Exercise description:
Copy the records below word for word, starting at the first line and ending with the line that contains "The narrow band filter 212 is at (557, 690).". Include that line and stop there.

(Excerpts from a figure dataset)
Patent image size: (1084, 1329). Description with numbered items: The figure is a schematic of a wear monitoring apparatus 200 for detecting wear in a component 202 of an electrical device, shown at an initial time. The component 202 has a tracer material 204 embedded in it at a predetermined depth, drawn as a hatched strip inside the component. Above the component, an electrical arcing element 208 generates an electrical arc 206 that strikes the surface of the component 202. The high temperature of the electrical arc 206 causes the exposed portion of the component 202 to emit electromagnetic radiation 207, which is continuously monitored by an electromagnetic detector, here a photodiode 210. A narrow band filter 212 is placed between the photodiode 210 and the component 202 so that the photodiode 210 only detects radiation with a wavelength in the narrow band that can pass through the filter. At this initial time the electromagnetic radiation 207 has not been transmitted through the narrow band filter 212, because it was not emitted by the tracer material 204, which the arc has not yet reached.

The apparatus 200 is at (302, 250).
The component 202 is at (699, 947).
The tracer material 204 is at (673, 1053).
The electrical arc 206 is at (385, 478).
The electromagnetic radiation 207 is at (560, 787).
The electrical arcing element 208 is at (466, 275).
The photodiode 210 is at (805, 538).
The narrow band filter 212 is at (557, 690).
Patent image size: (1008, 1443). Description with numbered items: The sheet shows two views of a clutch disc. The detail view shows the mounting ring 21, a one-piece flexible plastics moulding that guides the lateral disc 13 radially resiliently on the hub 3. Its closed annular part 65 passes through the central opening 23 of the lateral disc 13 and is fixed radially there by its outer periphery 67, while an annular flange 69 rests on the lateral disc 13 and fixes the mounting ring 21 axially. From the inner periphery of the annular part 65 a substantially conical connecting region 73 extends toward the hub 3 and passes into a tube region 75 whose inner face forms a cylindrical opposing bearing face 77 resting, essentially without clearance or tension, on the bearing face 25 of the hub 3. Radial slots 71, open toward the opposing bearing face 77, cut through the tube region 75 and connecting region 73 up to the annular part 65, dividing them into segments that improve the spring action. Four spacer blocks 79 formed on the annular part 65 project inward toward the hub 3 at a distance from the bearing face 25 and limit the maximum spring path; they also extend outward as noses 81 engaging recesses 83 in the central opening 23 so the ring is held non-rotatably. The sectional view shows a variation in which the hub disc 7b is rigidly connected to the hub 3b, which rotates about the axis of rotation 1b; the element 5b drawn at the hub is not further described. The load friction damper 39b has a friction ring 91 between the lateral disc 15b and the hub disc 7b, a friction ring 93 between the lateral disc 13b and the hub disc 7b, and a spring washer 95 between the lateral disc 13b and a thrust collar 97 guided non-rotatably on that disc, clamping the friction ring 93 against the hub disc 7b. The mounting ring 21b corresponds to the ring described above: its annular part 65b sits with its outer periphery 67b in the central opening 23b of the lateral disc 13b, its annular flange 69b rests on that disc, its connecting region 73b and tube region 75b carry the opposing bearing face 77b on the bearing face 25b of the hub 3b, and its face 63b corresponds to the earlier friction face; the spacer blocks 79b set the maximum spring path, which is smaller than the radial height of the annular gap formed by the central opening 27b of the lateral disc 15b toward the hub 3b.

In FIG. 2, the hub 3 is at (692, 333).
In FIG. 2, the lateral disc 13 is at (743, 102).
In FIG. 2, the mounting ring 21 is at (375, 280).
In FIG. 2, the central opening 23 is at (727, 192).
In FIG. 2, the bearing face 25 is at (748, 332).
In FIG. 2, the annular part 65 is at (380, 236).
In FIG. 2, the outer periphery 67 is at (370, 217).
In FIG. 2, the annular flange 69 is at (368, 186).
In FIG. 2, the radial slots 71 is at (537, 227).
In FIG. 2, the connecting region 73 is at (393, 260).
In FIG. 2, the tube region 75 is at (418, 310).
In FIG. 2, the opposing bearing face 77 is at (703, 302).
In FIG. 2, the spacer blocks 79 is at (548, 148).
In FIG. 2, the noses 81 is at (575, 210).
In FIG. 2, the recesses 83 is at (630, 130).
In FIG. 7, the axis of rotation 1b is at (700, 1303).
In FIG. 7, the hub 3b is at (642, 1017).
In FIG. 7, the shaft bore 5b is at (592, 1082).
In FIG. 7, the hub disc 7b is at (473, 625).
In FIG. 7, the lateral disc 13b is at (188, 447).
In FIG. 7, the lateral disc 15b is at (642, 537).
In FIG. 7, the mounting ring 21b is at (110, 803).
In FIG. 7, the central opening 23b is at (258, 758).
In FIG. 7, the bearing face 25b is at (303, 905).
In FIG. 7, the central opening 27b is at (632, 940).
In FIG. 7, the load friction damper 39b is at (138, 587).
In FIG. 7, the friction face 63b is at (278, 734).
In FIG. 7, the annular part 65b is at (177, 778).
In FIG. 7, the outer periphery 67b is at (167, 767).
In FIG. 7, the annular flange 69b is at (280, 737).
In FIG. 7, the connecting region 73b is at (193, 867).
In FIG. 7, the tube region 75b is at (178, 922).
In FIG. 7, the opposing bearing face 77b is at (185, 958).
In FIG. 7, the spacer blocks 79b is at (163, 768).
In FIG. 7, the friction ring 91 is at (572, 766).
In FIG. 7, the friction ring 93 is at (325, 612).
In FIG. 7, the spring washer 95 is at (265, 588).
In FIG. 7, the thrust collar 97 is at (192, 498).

Finished task:
Patent image size: (1084, 1329). Description with numbered items: The figure is a schematic of a wear monitoring apparatus 200 for detecting wear in a component 202 of an electrical device, shown at an initial time. The component 202 has a tracer material 204 embedded in it at a predetermined depth, drawn as a hatched strip inside the component. Above the component, an electrical arcing element 208 generates an electrical arc 206 that strikes the surface of the component 202. The high temperature of the electrical arc 206 causes the exposed portion of the component 202 to emit electromagnetic radiation 207, which is continuously monitored by an electromagnetic detector, here a photodiode 210. A narrow band filter 212 is placed between the photodiode 210 and the component 202 so that the photodiode 210 only detects radiation with a wavelength in the narrow band that can pass through the filter. At this initial time the electromagnetic radiation 207 has not been transmitted through the narrow band filter 212, because it was not emitted by the tracer material 204, which the arc has not yet reached.

The apparatus 200 is at (302, 250).
The component 202 is at (699, 947).
The tracer material 204 is at (673, 1053).
The electrical arc 206 is at (385, 478).
The electromagnetic radiation 207 is at (560, 787).
The electrical arcing element 208 is at (466, 275).
The photodiode 210 is at (805, 538).
The narrow band filter 212 is at (557, 690).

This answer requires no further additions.